EXERCISE BRIEF:
Where a line in the listing below contains the word "xlabel", copy that line.

RECORDS TO PROCESS:

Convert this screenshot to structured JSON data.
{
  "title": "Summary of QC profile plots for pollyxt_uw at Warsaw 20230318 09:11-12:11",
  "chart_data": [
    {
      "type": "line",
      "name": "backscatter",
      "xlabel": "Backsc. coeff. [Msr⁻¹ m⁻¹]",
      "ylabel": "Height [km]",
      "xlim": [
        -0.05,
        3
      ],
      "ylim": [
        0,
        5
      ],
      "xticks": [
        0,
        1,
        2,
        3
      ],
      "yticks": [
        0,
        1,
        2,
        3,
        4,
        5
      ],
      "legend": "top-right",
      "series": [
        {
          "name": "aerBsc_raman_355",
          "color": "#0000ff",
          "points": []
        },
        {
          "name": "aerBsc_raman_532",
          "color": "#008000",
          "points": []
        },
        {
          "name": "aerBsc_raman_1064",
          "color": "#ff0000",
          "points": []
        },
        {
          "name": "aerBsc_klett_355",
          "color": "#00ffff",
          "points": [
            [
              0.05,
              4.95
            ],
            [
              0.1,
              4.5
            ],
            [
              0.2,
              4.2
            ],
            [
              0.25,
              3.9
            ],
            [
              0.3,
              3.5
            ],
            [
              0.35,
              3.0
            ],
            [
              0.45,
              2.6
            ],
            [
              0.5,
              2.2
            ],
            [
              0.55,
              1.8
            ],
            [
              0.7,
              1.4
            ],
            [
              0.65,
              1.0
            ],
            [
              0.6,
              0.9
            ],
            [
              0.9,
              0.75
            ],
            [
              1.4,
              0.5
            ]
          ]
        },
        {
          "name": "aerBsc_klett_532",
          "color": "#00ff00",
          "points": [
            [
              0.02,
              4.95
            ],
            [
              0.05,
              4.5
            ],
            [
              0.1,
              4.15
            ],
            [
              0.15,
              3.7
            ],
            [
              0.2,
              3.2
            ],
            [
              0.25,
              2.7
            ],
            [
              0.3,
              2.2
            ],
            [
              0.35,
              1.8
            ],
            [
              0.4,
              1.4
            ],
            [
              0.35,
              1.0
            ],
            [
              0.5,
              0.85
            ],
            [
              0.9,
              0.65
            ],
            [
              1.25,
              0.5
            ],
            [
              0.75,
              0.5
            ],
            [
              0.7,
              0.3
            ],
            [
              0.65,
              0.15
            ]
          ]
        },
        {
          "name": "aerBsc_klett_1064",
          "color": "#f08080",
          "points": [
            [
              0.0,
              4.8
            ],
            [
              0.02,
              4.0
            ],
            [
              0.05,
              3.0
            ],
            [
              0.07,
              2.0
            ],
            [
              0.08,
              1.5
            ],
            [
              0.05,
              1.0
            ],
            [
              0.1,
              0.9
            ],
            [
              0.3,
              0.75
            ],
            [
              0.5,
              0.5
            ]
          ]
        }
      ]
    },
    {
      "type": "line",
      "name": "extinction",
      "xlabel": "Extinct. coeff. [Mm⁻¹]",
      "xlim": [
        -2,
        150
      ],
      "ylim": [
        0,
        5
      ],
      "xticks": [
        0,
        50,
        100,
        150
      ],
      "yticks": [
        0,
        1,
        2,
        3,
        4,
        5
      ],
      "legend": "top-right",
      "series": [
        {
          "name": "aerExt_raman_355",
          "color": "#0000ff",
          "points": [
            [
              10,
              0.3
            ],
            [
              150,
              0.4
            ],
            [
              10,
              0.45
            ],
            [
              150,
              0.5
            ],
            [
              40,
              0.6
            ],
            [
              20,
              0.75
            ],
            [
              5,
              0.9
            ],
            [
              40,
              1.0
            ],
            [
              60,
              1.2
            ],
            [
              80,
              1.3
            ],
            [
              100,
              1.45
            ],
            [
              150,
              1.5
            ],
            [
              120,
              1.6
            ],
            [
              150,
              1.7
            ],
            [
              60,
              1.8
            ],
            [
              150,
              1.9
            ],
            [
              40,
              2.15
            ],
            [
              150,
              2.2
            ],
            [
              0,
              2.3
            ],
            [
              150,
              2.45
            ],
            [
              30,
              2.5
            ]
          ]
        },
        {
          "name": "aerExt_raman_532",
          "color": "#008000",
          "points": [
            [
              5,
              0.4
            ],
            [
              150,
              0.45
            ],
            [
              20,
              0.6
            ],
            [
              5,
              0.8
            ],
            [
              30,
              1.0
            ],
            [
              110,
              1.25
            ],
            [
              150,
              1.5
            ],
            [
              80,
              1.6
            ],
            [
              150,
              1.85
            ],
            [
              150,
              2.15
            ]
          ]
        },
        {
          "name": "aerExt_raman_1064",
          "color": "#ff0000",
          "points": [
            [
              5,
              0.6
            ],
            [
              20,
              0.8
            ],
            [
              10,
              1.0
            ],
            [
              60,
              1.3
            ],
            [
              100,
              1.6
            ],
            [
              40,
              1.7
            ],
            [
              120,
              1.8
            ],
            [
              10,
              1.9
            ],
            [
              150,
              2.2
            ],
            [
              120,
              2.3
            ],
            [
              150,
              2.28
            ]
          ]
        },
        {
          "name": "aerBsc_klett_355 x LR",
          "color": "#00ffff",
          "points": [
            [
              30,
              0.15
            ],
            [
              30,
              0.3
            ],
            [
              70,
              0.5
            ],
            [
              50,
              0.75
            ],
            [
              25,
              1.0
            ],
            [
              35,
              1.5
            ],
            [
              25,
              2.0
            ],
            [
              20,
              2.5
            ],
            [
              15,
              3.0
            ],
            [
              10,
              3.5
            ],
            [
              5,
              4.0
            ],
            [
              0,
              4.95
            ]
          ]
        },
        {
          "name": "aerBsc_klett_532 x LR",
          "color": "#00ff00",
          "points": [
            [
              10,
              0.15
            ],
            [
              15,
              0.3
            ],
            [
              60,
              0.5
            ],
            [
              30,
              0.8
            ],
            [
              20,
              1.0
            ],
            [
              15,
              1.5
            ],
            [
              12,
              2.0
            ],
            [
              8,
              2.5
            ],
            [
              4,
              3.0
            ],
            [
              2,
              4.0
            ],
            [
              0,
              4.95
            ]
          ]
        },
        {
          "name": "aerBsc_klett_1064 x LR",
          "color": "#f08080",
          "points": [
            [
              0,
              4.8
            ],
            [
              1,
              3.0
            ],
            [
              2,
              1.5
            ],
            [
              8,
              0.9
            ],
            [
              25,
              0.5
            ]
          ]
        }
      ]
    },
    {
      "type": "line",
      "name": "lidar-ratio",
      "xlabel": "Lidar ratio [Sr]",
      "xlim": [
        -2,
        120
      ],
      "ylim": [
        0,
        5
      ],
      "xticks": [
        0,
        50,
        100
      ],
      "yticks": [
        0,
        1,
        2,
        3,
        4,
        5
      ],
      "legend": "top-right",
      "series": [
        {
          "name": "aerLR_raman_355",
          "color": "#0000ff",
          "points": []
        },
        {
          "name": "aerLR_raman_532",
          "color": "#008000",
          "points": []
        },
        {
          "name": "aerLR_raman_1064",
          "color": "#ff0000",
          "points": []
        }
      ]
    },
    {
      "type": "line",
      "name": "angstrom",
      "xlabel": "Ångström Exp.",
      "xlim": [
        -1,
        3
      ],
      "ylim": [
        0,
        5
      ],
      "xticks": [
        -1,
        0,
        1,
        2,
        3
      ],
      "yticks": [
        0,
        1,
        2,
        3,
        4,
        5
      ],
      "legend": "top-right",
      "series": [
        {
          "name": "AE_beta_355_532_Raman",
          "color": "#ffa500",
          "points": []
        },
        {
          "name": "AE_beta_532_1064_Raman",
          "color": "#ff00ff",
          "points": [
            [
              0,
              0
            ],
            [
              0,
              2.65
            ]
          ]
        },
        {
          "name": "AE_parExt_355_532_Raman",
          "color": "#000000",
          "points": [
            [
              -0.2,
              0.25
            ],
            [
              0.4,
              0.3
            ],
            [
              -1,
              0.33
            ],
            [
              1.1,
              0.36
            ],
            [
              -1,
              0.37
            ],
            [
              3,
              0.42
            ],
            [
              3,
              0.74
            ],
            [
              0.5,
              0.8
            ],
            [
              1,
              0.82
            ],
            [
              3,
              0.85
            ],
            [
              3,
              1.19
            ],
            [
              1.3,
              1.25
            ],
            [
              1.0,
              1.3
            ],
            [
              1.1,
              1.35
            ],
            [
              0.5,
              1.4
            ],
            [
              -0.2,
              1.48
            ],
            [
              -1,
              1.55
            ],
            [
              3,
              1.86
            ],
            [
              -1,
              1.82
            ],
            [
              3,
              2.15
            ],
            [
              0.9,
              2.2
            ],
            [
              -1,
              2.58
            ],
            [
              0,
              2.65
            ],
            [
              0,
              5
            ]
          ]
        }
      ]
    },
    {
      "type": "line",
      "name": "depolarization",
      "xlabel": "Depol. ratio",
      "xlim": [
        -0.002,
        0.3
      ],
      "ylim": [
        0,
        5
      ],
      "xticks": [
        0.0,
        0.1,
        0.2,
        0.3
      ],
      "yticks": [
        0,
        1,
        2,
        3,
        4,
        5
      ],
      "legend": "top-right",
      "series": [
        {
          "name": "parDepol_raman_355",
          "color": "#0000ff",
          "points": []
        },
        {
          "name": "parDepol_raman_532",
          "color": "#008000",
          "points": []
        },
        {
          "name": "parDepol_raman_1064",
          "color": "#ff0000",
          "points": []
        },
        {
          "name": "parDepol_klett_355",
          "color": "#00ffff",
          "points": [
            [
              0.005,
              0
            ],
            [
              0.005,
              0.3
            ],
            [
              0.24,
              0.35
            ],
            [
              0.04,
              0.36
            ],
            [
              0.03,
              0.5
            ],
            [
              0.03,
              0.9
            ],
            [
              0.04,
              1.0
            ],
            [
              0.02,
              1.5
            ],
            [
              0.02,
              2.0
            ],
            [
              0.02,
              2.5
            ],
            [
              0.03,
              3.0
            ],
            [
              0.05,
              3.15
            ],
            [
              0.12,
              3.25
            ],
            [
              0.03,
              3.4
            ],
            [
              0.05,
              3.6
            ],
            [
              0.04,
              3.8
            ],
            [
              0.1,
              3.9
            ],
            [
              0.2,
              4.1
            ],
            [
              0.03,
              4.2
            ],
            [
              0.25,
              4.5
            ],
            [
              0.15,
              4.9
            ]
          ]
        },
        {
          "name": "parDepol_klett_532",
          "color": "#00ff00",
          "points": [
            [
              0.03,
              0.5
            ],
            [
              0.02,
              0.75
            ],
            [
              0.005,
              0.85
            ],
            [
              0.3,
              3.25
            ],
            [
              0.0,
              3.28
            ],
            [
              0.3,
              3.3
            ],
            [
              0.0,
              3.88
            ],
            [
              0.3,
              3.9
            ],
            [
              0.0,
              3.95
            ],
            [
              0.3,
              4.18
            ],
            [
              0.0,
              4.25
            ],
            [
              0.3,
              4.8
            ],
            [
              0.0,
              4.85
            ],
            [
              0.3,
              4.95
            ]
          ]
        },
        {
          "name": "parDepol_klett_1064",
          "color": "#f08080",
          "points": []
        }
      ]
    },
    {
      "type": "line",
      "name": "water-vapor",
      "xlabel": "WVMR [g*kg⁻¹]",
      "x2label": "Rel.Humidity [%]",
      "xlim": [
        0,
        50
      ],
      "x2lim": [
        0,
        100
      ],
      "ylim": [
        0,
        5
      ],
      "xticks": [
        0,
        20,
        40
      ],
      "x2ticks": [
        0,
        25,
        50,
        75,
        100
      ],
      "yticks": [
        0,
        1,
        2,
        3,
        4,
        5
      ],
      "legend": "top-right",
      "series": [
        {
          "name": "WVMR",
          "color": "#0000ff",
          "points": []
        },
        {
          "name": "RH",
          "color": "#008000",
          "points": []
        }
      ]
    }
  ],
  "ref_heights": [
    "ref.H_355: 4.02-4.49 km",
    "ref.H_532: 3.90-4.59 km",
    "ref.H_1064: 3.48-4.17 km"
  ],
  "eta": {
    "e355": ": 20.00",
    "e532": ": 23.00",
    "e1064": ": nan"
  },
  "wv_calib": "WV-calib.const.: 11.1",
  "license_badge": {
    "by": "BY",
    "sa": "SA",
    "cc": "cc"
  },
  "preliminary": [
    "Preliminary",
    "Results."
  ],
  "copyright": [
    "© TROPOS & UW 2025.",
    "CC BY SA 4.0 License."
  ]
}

TASK ANSWER:
      "xlabel": "Backsc. coeff. [Msr⁻¹ m⁻¹]",
      "xlabel": "Extinct. coeff. [Mm⁻¹]",
      "xlabel": "Lidar ratio [Sr]",
      "xlabel": "Ångström Exp.",
      "xlabel": "Depol. ratio",
      "xlabel": "WVMR [g*kg⁻¹]",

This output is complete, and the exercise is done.